Data items:
(begin)
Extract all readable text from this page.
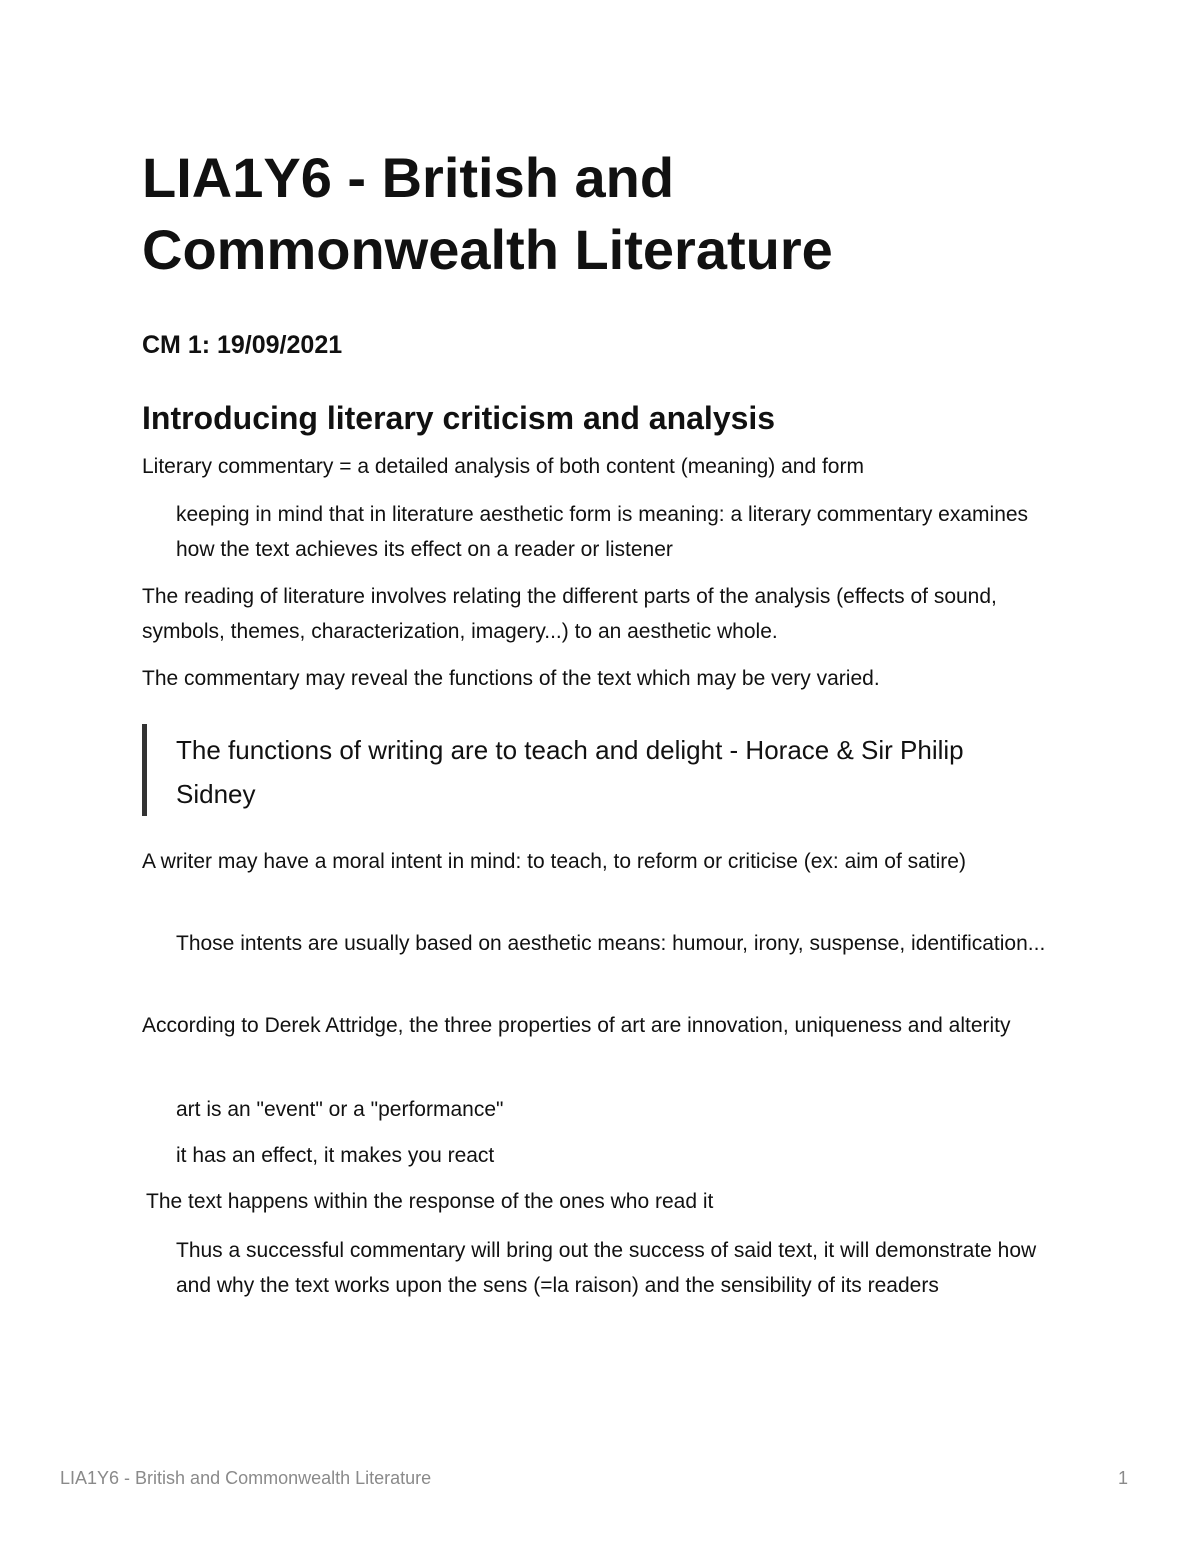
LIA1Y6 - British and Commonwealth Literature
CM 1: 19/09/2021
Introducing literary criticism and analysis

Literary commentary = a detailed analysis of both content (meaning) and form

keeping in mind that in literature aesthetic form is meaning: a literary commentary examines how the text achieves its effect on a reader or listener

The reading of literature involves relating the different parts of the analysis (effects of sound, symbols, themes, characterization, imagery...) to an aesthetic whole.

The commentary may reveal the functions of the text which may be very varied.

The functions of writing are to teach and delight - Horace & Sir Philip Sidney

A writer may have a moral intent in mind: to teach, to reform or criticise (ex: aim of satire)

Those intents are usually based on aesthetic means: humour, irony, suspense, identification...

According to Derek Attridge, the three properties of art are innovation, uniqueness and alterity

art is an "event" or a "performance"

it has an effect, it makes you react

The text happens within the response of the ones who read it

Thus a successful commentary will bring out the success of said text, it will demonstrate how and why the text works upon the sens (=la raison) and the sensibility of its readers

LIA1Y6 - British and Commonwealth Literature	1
(end)
(begin)
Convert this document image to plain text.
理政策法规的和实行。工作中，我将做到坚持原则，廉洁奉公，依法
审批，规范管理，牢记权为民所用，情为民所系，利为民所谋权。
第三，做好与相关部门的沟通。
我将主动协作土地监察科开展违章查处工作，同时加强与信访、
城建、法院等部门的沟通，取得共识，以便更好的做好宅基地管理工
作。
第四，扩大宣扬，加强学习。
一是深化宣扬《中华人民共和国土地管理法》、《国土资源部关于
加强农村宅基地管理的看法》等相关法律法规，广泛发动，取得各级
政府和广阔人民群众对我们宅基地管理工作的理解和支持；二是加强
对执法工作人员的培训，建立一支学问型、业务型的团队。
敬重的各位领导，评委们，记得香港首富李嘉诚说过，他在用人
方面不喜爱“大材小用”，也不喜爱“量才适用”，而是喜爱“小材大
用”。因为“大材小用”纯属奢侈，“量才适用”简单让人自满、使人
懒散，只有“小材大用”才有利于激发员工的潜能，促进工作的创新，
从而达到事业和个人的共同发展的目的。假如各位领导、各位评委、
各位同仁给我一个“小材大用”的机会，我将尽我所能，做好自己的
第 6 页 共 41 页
(end)
(begin)
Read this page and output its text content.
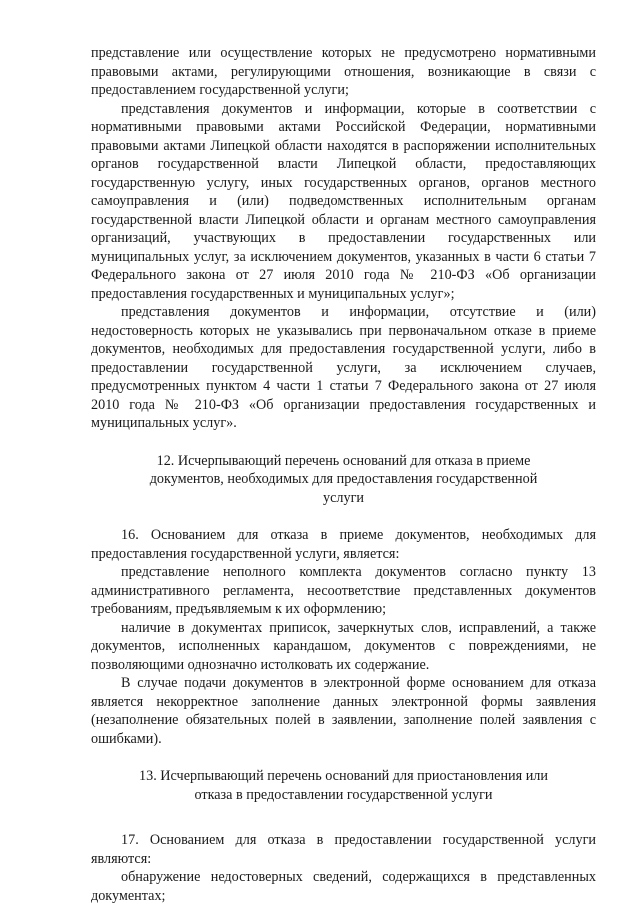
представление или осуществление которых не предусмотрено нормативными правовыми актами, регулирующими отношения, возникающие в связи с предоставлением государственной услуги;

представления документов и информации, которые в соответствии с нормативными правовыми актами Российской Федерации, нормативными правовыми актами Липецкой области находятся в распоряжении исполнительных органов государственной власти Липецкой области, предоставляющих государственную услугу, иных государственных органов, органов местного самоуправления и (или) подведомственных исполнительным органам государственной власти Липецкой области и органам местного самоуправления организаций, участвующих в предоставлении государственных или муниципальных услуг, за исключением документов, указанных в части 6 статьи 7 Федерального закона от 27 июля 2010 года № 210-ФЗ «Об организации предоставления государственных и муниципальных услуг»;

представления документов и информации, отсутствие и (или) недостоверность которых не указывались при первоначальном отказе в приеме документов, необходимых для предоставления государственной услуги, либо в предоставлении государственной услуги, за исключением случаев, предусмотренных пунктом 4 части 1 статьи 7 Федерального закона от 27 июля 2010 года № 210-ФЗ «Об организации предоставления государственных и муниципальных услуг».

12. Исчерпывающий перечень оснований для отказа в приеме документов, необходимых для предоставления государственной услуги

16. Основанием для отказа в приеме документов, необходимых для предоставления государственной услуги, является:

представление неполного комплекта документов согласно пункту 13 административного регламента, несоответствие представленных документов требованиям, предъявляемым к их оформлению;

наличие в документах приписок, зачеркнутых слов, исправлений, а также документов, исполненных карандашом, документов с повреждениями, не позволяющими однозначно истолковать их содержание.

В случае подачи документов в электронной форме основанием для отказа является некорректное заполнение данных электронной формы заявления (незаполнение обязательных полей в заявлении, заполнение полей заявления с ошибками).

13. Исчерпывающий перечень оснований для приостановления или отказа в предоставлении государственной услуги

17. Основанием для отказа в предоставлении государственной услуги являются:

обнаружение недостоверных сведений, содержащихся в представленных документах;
(end)
GOAL:
From the entries above, list each line with "отказа" in it.

COMPLETE OUTPUT:
12. Исчерпывающий перечень оснований для отказа в приеме документов, необходимых для предоставления государственной услуги
16. Основанием для отказа в приеме документов, необходимых для предоставления государственной услуги, является:
В случае подачи документов в электронной форме основанием для отказа является некорректное заполнение данных электронной формы заявления (незаполнение обязательных полей в заявлении, заполнение полей заявления с ошибками).
13. Исчерпывающий перечень оснований для приостановления или отказа в предоставлении государственной услуги
17. Основанием для отказа в предоставлении государственной услуги являются:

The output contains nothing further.